Collected data
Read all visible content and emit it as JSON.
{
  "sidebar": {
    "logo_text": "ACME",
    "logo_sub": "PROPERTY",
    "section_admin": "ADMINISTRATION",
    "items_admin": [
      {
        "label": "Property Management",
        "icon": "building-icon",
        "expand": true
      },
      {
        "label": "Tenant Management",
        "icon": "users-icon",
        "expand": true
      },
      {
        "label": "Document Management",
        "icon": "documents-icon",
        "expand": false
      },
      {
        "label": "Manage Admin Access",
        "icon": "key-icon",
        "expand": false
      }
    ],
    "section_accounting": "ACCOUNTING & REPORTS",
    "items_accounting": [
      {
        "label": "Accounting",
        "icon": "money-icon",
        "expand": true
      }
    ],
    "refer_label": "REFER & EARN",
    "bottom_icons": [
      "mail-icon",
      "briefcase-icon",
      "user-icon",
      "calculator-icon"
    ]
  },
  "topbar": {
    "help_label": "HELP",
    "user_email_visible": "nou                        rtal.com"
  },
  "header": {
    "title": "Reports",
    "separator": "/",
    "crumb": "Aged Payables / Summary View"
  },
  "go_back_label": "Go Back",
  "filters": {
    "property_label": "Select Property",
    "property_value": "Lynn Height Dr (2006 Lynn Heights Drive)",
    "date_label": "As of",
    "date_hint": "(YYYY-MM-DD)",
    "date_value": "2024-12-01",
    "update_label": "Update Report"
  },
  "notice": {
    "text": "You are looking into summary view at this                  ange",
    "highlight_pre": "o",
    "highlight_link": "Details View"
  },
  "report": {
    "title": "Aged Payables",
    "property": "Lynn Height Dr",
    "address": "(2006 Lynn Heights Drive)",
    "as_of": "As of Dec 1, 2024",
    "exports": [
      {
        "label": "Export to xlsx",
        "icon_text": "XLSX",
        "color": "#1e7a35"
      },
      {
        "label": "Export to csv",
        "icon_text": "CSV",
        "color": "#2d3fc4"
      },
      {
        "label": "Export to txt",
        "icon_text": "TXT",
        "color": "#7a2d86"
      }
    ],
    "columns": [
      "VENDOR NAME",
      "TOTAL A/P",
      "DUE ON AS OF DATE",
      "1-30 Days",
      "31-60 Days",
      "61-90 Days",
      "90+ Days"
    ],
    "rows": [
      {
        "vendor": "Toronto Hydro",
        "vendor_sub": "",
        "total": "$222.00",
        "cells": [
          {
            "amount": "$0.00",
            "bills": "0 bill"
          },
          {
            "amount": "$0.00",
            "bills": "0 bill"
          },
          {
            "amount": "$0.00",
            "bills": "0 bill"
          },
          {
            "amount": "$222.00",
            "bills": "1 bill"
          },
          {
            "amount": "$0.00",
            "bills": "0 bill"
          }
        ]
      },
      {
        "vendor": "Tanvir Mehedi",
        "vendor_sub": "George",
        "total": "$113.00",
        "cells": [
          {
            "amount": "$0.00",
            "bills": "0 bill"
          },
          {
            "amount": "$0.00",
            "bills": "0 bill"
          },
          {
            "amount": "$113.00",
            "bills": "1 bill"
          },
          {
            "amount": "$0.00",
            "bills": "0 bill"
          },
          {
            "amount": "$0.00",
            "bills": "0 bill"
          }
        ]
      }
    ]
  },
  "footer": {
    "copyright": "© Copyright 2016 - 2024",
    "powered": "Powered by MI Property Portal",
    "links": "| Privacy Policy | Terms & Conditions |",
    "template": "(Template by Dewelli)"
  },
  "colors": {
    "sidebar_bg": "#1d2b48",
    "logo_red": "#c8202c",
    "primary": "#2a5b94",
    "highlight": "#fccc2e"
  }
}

EXERCISE BRIEF:
Find the lines above that include the string "Lynn" and copy them.

ANSWER:
    "property_value": "Lynn Height Dr (2006 Lynn Heights Drive)",
    "property": "Lynn Height Dr",
    "address": "(2006 Lynn Heights Drive)",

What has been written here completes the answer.